Stored records:
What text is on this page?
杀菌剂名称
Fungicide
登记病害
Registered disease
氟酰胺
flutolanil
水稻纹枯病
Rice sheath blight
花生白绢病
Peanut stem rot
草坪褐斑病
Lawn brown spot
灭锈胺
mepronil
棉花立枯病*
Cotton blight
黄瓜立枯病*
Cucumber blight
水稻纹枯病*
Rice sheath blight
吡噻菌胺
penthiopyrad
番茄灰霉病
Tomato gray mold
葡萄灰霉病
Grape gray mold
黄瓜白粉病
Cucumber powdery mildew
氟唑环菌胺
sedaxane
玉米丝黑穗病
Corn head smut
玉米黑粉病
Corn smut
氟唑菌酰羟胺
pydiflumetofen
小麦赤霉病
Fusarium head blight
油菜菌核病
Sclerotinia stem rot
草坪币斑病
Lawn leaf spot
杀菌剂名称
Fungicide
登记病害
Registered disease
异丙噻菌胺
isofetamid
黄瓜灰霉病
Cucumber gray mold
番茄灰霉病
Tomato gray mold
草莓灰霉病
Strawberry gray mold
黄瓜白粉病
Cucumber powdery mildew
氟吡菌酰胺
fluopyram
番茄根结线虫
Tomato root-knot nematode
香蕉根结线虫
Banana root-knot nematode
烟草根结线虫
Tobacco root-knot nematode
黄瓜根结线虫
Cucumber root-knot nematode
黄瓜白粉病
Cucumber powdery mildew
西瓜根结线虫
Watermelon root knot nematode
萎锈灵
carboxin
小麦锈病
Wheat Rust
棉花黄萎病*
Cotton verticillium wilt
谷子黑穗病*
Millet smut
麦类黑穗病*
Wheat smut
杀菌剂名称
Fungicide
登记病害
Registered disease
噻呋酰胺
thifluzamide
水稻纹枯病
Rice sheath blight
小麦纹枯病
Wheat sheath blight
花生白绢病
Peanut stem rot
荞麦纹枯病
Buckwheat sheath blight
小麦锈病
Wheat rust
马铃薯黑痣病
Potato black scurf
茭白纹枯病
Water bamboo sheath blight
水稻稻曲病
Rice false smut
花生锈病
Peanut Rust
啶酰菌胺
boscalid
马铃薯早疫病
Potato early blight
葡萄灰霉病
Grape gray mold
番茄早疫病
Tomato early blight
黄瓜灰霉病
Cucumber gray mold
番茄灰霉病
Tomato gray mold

Stated goal: Exactly reproduce every line of the records.

Full solution:
What text is on this page?
杀菌剂名称
Fungicide
登记病害
Registered disease
氟酰胺
flutolanil
水稻纹枯病
Rice sheath blight
花生白绢病
Peanut stem rot
草坪褐斑病
Lawn brown spot
灭锈胺
mepronil
棉花立枯病*
Cotton blight
黄瓜立枯病*
Cucumber blight
水稻纹枯病*
Rice sheath blight
吡噻菌胺
penthiopyrad
番茄灰霉病
Tomato gray mold
葡萄灰霉病
Grape gray mold
黄瓜白粉病
Cucumber powdery mildew
氟唑环菌胺
sedaxane
玉米丝黑穗病
Corn head smut
玉米黑粉病
Corn smut
氟唑菌酰羟胺
pydiflumetofen
小麦赤霉病
Fusarium head blight
油菜菌核病
Sclerotinia stem rot
草坪币斑病
Lawn leaf spot
杀菌剂名称
Fungicide
登记病害
Registered disease
异丙噻菌胺
isofetamid
黄瓜灰霉病
Cucumber gray mold
番茄灰霉病
Tomato gray mold
草莓灰霉病
Strawberry gray mold
黄瓜白粉病
Cucumber powdery mildew
氟吡菌酰胺
fluopyram
番茄根结线虫
Tomato root-knot nematode
香蕉根结线虫
Banana root-knot nematode
烟草根结线虫
Tobacco root-knot nematode
黄瓜根结线虫
Cucumber root-knot nematode
黄瓜白粉病
Cucumber powdery mildew
西瓜根结线虫
Watermelon root knot nematode
萎锈灵
carboxin
小麦锈病
Wheat Rust
棉花黄萎病*
Cotton verticillium wilt
谷子黑穗病*
Millet smut
麦类黑穗病*
Wheat smut
杀菌剂名称
Fungicide
登记病害
Registered disease
噻呋酰胺
thifluzamide
水稻纹枯病
Rice sheath blight
小麦纹枯病
Wheat sheath blight
花生白绢病
Peanut stem rot
荞麦纹枯病
Buckwheat sheath blight
小麦锈病
Wheat rust
马铃薯黑痣病
Potato black scurf
茭白纹枯病
Water bamboo sheath blight
水稻稻曲病
Rice false smut
花生锈病
Peanut Rust
啶酰菌胺
boscalid
马铃薯早疫病
Potato early blight
葡萄灰霉病
Grape gray mold
番茄早疫病
Tomato early blight
黄瓜灰霉病
Cucumber gray mold
番茄灰霉病
Tomato gray mold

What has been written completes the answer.